======== DATASET

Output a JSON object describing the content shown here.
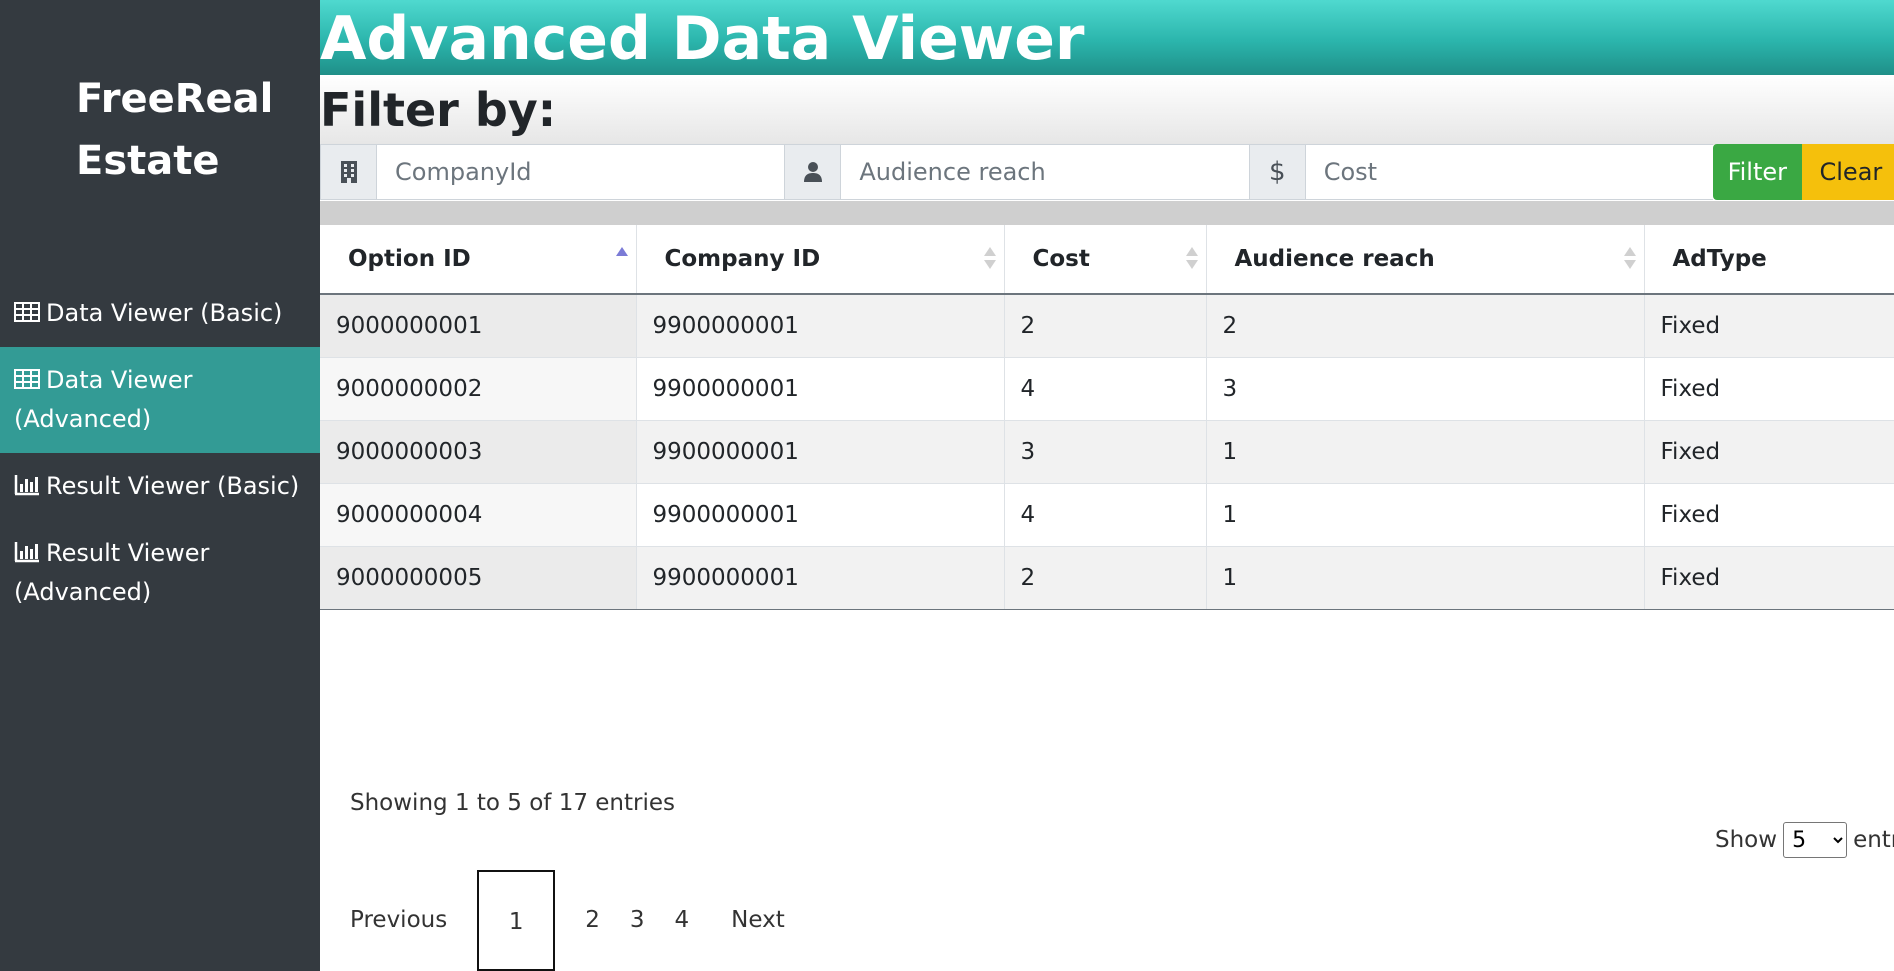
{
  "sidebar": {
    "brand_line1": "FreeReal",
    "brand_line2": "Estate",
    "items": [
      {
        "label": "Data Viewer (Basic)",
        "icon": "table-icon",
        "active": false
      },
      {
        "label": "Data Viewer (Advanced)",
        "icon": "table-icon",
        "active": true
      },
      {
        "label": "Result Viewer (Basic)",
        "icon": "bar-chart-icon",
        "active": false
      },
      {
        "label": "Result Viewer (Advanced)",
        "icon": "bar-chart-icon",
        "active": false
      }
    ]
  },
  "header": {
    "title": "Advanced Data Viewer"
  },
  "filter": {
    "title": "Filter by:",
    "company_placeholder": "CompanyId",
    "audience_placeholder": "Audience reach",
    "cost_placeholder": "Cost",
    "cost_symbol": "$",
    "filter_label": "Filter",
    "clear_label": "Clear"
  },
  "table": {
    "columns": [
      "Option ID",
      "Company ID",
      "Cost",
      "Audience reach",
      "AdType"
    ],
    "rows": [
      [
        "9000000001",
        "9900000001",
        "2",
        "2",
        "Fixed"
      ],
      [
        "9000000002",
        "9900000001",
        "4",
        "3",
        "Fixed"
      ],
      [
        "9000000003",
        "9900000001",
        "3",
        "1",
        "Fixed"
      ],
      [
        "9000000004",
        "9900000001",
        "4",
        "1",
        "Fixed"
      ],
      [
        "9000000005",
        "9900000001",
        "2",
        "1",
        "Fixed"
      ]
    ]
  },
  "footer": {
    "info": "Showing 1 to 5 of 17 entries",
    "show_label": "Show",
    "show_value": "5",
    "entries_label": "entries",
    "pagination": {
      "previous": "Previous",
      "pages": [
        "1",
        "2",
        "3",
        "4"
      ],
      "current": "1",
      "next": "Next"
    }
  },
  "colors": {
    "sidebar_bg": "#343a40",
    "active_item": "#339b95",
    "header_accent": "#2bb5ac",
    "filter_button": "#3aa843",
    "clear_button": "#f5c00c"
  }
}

================

Return the material word for word. Pictures are not part of the copy.

Output a JSON object describing the content shown here.
{
  "sidebar": {
    "brand_line1": "FreeReal",
    "brand_line2": "Estate",
    "items": [
      {
        "label": "Data Viewer (Basic)",
        "icon": "table-icon",
        "active": false
      },
      {
        "label": "Data Viewer (Advanced)",
        "icon": "table-icon",
        "active": true
      },
      {
        "label": "Result Viewer (Basic)",
        "icon": "bar-chart-icon",
        "active": false
      },
      {
        "label": "Result Viewer (Advanced)",
        "icon": "bar-chart-icon",
        "active": false
      }
    ]
  },
  "header": {
    "title": "Advanced Data Viewer"
  },
  "filter": {
    "title": "Filter by:",
    "company_placeholder": "CompanyId",
    "audience_placeholder": "Audience reach",
    "cost_placeholder": "Cost",
    "cost_symbol": "$",
    "filter_label": "Filter",
    "clear_label": "Clear"
  },
  "table": {
    "columns": [
      "Option ID",
      "Company ID",
      "Cost",
      "Audience reach",
      "AdType"
    ],
    "rows": [
      [
        "9000000001",
        "9900000001",
        "2",
        "2",
        "Fixed"
      ],
      [
        "9000000002",
        "9900000001",
        "4",
        "3",
        "Fixed"
      ],
      [
        "9000000003",
        "9900000001",
        "3",
        "1",
        "Fixed"
      ],
      [
        "9000000004",
        "9900000001",
        "4",
        "1",
        "Fixed"
      ],
      [
        "9000000005",
        "9900000001",
        "2",
        "1",
        "Fixed"
      ]
    ]
  },
  "footer": {
    "info": "Showing 1 to 5 of 17 entries",
    "show_label": "Show",
    "show_value": "5",
    "entries_label": "entries",
    "pagination": {
      "previous": "Previous",
      "pages": [
        "1",
        "2",
        "3",
        "4"
      ],
      "current": "1",
      "next": "Next"
    }
  },
  "colors": {
    "sidebar_bg": "#343a40",
    "active_item": "#339b95",
    "header_accent": "#2bb5ac",
    "filter_button": "#3aa843",
    "clear_button": "#f5c00c"
  }
}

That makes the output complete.